* What you should do *
Give the count of lines containing the string "color", with no other output.

* Records contained in a dataset *
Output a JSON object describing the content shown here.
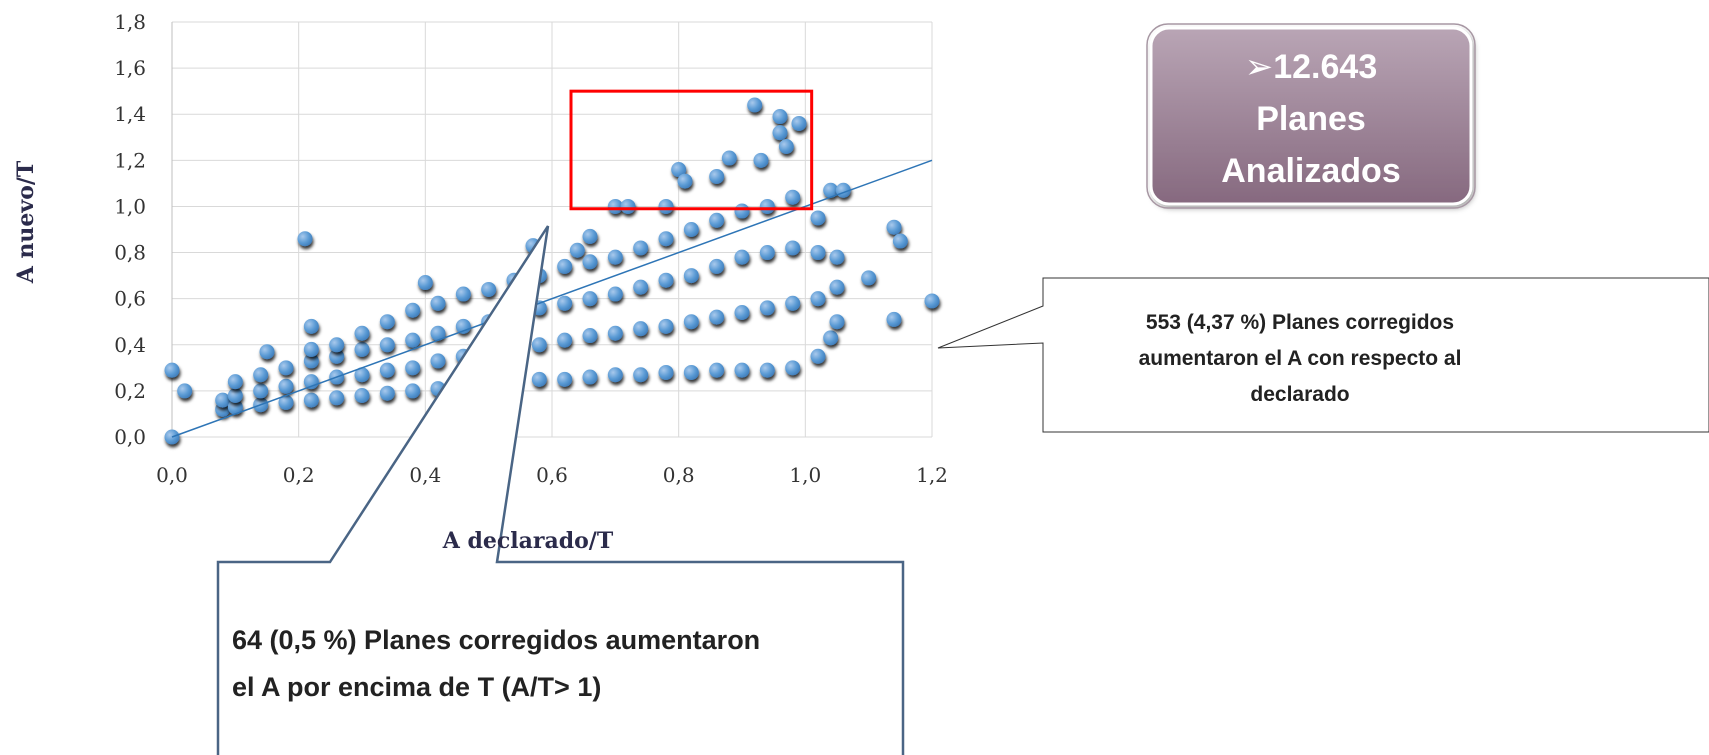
{
  "chart_data": {
    "type": "scatter",
    "x_label": "A declarado/T",
    "y_label": "A nuevo/T",
    "xlim": [
      0,
      1.2
    ],
    "ylim": [
      0,
      1.8
    ],
    "xticks": [
      {
        "value": 0,
        "label": "0,0"
      },
      {
        "value": 0.2,
        "label": "0,2"
      },
      {
        "value": 0.4,
        "label": "0,4"
      },
      {
        "value": 0.6,
        "label": "0,6"
      },
      {
        "value": 0.8,
        "label": "0,8"
      },
      {
        "value": 1.0,
        "label": "1,0"
      },
      {
        "value": 1.2,
        "label": "1,2"
      }
    ],
    "yticks": [
      {
        "value": 0,
        "label": "0,0"
      },
      {
        "value": 0.2,
        "label": "0,2"
      },
      {
        "value": 0.4,
        "label": "0,4"
      },
      {
        "value": 0.6,
        "label": "0,6"
      },
      {
        "value": 0.8,
        "label": "0,8"
      },
      {
        "value": 1.0,
        "label": "1,0"
      },
      {
        "value": 1.2,
        "label": "1,2"
      },
      {
        "value": 1.4,
        "label": "1,4"
      },
      {
        "value": 1.6,
        "label": "1,6"
      },
      {
        "value": 1.8,
        "label": "1,8"
      }
    ],
    "grid": true,
    "series": [
      {
        "color": "#5b9bd5",
        "x": [
          0,
          0.02,
          0.21,
          0.22,
          0.15,
          0.4,
          0.92,
          0.96,
          0.99,
          0.96,
          0.97,
          0.93,
          0.88,
          0.8,
          0.81,
          0.86,
          0.7,
          0.72,
          0.78,
          1.04,
          1.06,
          1.14,
          1.15,
          1.2,
          1.14,
          1.04,
          1.1,
          0.66,
          0.64,
          0.57,
          0,
          0.08,
          0.08,
          0.1,
          0.1,
          0.1,
          0.14,
          0.14,
          0.14,
          0.18,
          0.18,
          0.18,
          0.22,
          0.22,
          0.22,
          0.22,
          0.26,
          0.26,
          0.26,
          0.26,
          0.3,
          0.3,
          0.3,
          0.3,
          0.34,
          0.34,
          0.34,
          0.34,
          0.38,
          0.38,
          0.38,
          0.38,
          0.42,
          0.42,
          0.42,
          0.42,
          0.46,
          0.46,
          0.46,
          0.46,
          0.5,
          0.5,
          0.5,
          0.5,
          0.54,
          0.54,
          0.54,
          0.54,
          0.58,
          0.58,
          0.58,
          0.58,
          0.62,
          0.62,
          0.62,
          0.62,
          0.66,
          0.66,
          0.66,
          0.66,
          0.7,
          0.7,
          0.7,
          0.7,
          0.74,
          0.74,
          0.74,
          0.74,
          0.78,
          0.78,
          0.78,
          0.78,
          0.82,
          0.82,
          0.82,
          0.82,
          0.86,
          0.86,
          0.86,
          0.86,
          0.9,
          0.9,
          0.9,
          0.9,
          0.94,
          0.94,
          0.94,
          0.94,
          0.98,
          0.98,
          0.98,
          0.98,
          1.02,
          1.02,
          1.02,
          1.02,
          1.05,
          1.05,
          1.05
        ],
        "values": [
          0.29,
          0.2,
          0.86,
          0.48,
          0.37,
          0.67,
          1.44,
          1.39,
          1.36,
          1.32,
          1.26,
          1.2,
          1.21,
          1.16,
          1.11,
          1.13,
          1.0,
          1.0,
          1.0,
          1.07,
          1.07,
          0.91,
          0.85,
          0.59,
          0.51,
          0.43,
          0.69,
          0.87,
          0.81,
          0.83,
          0.0,
          0.12,
          0.16,
          0.13,
          0.18,
          0.24,
          0.14,
          0.2,
          0.27,
          0.15,
          0.22,
          0.3,
          0.16,
          0.24,
          0.33,
          0.38,
          0.17,
          0.26,
          0.35,
          0.4,
          0.18,
          0.27,
          0.38,
          0.45,
          0.19,
          0.29,
          0.4,
          0.5,
          0.2,
          0.3,
          0.42,
          0.55,
          0.21,
          0.33,
          0.45,
          0.58,
          0.22,
          0.35,
          0.48,
          0.62,
          0.23,
          0.36,
          0.5,
          0.64,
          0.24,
          0.38,
          0.53,
          0.68,
          0.25,
          0.4,
          0.56,
          0.7,
          0.25,
          0.42,
          0.58,
          0.74,
          0.26,
          0.44,
          0.6,
          0.76,
          0.27,
          0.45,
          0.62,
          0.78,
          0.27,
          0.47,
          0.65,
          0.82,
          0.28,
          0.48,
          0.68,
          0.86,
          0.28,
          0.5,
          0.7,
          0.9,
          0.29,
          0.52,
          0.74,
          0.94,
          0.29,
          0.54,
          0.78,
          0.98,
          0.29,
          0.56,
          0.8,
          1.0,
          0.3,
          0.58,
          0.82,
          1.04,
          0.35,
          0.6,
          0.8,
          0.95,
          0.5,
          0.65,
          0.78
        ]
      }
    ],
    "trendline": {
      "color": "#2e75b6",
      "x": [
        0,
        1.2
      ],
      "y": [
        0,
        1.2
      ]
    },
    "highlight_box": {
      "color": "#ff0000",
      "xlim": [
        0.63,
        1.01
      ],
      "ylim": [
        0.99,
        1.5
      ]
    },
    "summary_box": {
      "lines": [
        "➢12.643",
        "Planes",
        "Analizados"
      ]
    },
    "annotations": [
      {
        "lines": [
          "553 (4,37 %) Planes corregidos",
          "aumentaron el A con respecto al",
          "declarado"
        ]
      },
      {
        "lines": [
          "64 (0,5 %) Planes corregidos aumentaron",
          "el A por encima de T (A/T> 1)"
        ]
      }
    ]
  }
}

* Reply *
3